• _DATASET RECORDS_
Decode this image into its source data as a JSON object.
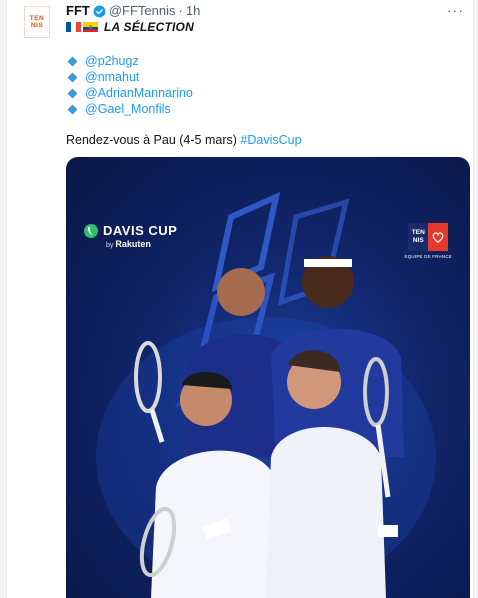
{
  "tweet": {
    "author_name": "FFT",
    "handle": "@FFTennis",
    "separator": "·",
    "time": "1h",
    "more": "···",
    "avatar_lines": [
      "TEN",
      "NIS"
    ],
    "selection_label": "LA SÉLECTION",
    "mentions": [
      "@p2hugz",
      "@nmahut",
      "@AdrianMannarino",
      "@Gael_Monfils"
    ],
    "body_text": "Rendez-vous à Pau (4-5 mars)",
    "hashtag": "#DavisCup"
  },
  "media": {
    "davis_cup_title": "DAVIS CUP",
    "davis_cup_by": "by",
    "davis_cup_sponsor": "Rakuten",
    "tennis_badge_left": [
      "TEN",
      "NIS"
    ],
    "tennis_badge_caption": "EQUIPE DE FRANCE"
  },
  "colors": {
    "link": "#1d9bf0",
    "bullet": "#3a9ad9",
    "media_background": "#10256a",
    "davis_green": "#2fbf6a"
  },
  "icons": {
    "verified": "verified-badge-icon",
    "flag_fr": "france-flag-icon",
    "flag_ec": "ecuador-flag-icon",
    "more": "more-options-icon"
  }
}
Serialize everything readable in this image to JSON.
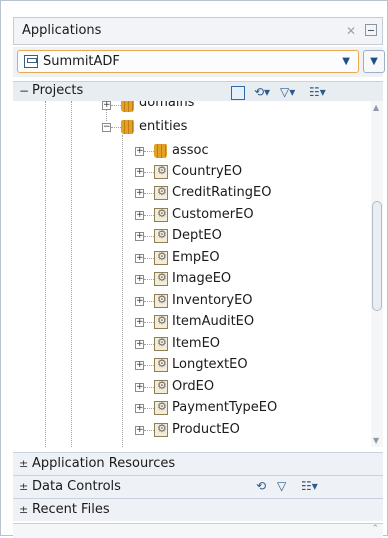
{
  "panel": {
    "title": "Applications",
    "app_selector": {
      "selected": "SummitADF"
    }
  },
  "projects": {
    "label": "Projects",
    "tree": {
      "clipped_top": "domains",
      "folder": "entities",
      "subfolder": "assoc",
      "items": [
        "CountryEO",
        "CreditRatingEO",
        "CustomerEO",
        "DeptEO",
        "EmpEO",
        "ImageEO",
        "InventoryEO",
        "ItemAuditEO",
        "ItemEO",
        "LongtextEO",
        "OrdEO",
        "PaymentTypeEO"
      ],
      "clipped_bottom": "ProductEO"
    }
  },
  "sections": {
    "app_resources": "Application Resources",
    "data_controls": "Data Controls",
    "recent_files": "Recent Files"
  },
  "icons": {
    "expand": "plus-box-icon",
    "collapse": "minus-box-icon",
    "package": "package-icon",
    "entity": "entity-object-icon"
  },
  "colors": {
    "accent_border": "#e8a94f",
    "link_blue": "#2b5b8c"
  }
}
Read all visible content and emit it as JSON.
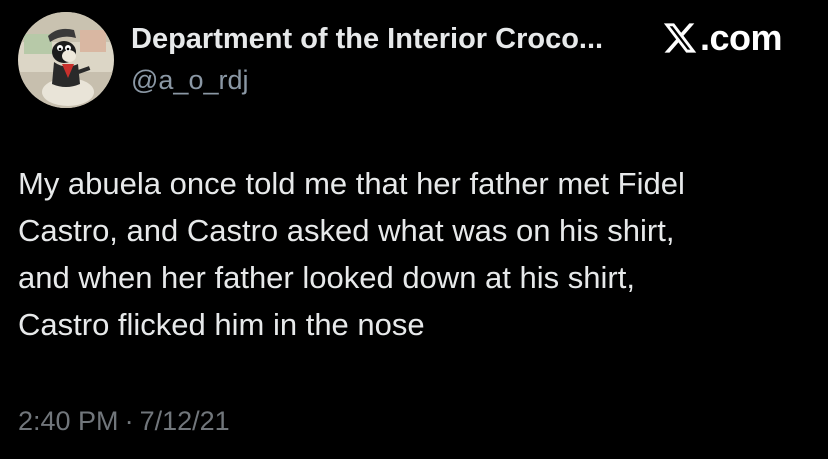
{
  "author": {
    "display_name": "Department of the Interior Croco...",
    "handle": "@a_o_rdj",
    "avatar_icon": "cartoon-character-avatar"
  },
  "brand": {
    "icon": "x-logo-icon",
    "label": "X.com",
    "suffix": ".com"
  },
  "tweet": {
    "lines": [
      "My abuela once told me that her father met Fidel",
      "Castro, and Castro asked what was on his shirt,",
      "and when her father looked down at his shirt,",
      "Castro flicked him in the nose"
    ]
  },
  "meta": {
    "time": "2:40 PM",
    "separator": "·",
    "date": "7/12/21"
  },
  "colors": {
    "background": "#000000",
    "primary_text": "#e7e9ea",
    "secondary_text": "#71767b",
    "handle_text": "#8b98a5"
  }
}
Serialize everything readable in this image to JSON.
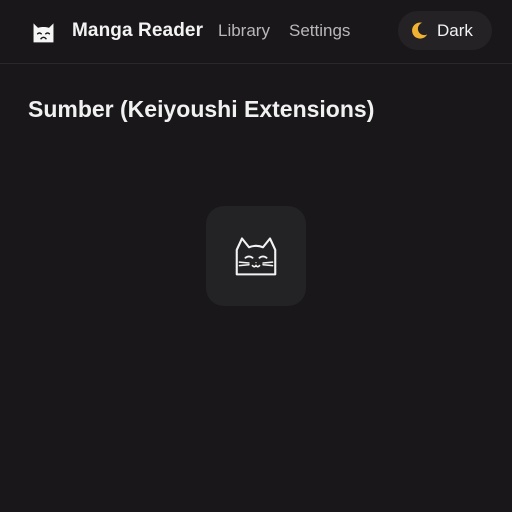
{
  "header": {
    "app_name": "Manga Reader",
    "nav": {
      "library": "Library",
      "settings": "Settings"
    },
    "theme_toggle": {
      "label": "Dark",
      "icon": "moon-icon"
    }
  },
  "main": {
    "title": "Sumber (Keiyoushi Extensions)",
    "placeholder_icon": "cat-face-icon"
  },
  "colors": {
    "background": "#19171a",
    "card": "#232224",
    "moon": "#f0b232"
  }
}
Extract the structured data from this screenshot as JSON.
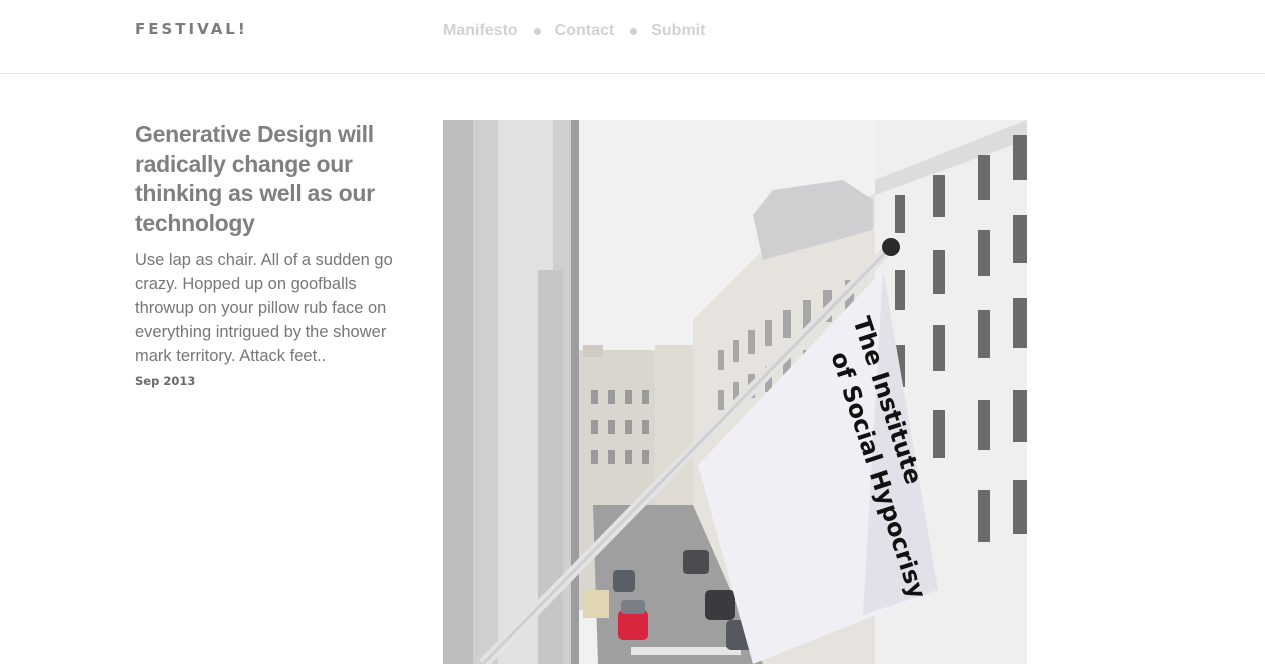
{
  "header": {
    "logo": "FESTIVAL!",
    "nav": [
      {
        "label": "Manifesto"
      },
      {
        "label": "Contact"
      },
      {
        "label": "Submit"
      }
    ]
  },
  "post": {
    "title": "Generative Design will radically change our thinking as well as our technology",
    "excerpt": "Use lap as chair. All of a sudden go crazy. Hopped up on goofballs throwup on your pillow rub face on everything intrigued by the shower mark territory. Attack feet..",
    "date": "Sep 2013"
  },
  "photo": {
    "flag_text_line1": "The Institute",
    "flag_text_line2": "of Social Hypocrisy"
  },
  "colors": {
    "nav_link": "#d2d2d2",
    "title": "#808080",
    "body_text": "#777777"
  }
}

• _GIVEN PROBLEM_
Retype the whole listing, keeping every line identical and omitting all pictures.

• _EXERCISE RESPONSE_
Decode this image into its source data as a JSON object.
{
  "tweet": {
    "author_name": "FFT",
    "handle": "@FFTennis",
    "separator": "·",
    "time": "1h",
    "more": "···",
    "avatar_lines": [
      "TEN",
      "NIS"
    ],
    "selection_label": "LA SÉLECTION",
    "mentions": [
      "@p2hugz",
      "@nmahut",
      "@AdrianMannarino",
      "@Gael_Monfils"
    ],
    "body_text": "Rendez-vous à Pau (4-5 mars)",
    "hashtag": "#DavisCup"
  },
  "media": {
    "davis_cup_title": "DAVIS CUP",
    "davis_cup_by": "by",
    "davis_cup_sponsor": "Rakuten",
    "tennis_badge_left": [
      "TEN",
      "NIS"
    ],
    "tennis_badge_caption": "EQUIPE DE FRANCE"
  },
  "colors": {
    "link": "#1d9bf0",
    "bullet": "#3a9ad9",
    "media_background": "#10256a",
    "davis_green": "#2fbf6a"
  },
  "icons": {
    "verified": "verified-badge-icon",
    "flag_fr": "france-flag-icon",
    "flag_ec": "ecuador-flag-icon",
    "more": "more-options-icon"
  }
}
Serialize everything readable in this image to JSON.
{
  "panel": {
    "title": "Applications",
    "app_selector": {
      "selected": "SummitADF"
    }
  },
  "projects": {
    "label": "Projects",
    "tree": {
      "clipped_top": "domains",
      "folder": "entities",
      "subfolder": "assoc",
      "items": [
        "CountryEO",
        "CreditRatingEO",
        "CustomerEO",
        "DeptEO",
        "EmpEO",
        "ImageEO",
        "InventoryEO",
        "ItemAuditEO",
        "ItemEO",
        "LongtextEO",
        "OrdEO",
        "PaymentTypeEO"
      ],
      "clipped_bottom": "ProductEO"
    }
  },
  "sections": {
    "app_resources": "Application Resources",
    "data_controls": "Data Controls",
    "recent_files": "Recent Files"
  },
  "icons": {
    "expand": "plus-box-icon",
    "collapse": "minus-box-icon",
    "package": "package-icon",
    "entity": "entity-object-icon"
  },
  "colors": {
    "accent_border": "#e8a94f",
    "link_blue": "#2b5b8c"
  }
}
Read all visible content and emit it as JSON.
{
  "author": {
    "display_name": "Department of the Interior Croco...",
    "handle": "@a_o_rdj",
    "avatar_icon": "cartoon-character-avatar"
  },
  "brand": {
    "icon": "x-logo-icon",
    "label": "X.com",
    "suffix": ".com"
  },
  "tweet": {
    "lines": [
      "My abuela once told me that her father met Fidel",
      "Castro, and Castro asked what was on his shirt,",
      "and when her father looked down at his shirt,",
      "Castro flicked him in the nose"
    ]
  },
  "meta": {
    "time": "2:40 PM",
    "separator": "·",
    "date": "7/12/21"
  },
  "colors": {
    "background": "#000000",
    "primary_text": "#e7e9ea",
    "secondary_text": "#71767b",
    "handle_text": "#8b98a5"
  }
}
Serialize everything readable in this image to JSON.
{
  "header": {
    "app_name": "Manga Reader",
    "nav": {
      "library": "Library",
      "settings": "Settings"
    },
    "theme_toggle": {
      "label": "Dark",
      "icon": "moon-icon"
    }
  },
  "main": {
    "title": "Sumber (Keiyoushi Extensions)",
    "placeholder_icon": "cat-face-icon"
  },
  "colors": {
    "background": "#19171a",
    "card": "#232224",
    "moon": "#f0b232"
  }
}
Extract the structured data from this screenshot as JSON.
{
  "header": {
    "logo": "FESTIVAL!",
    "nav": [
      {
        "label": "Manifesto"
      },
      {
        "label": "Contact"
      },
      {
        "label": "Submit"
      }
    ]
  },
  "post": {
    "title": "Generative Design will radically change our thinking as well as our technology",
    "excerpt": "Use lap as chair. All of a sudden go crazy. Hopped up on goofballs throwup on your pillow rub face on everything intrigued by the shower mark territory. Attack feet..",
    "date": "Sep 2013"
  },
  "photo": {
    "flag_text_line1": "The Institute",
    "flag_text_line2": "of Social Hypocrisy"
  },
  "colors": {
    "nav_link": "#d2d2d2",
    "title": "#808080",
    "body_text": "#777777"
  }
}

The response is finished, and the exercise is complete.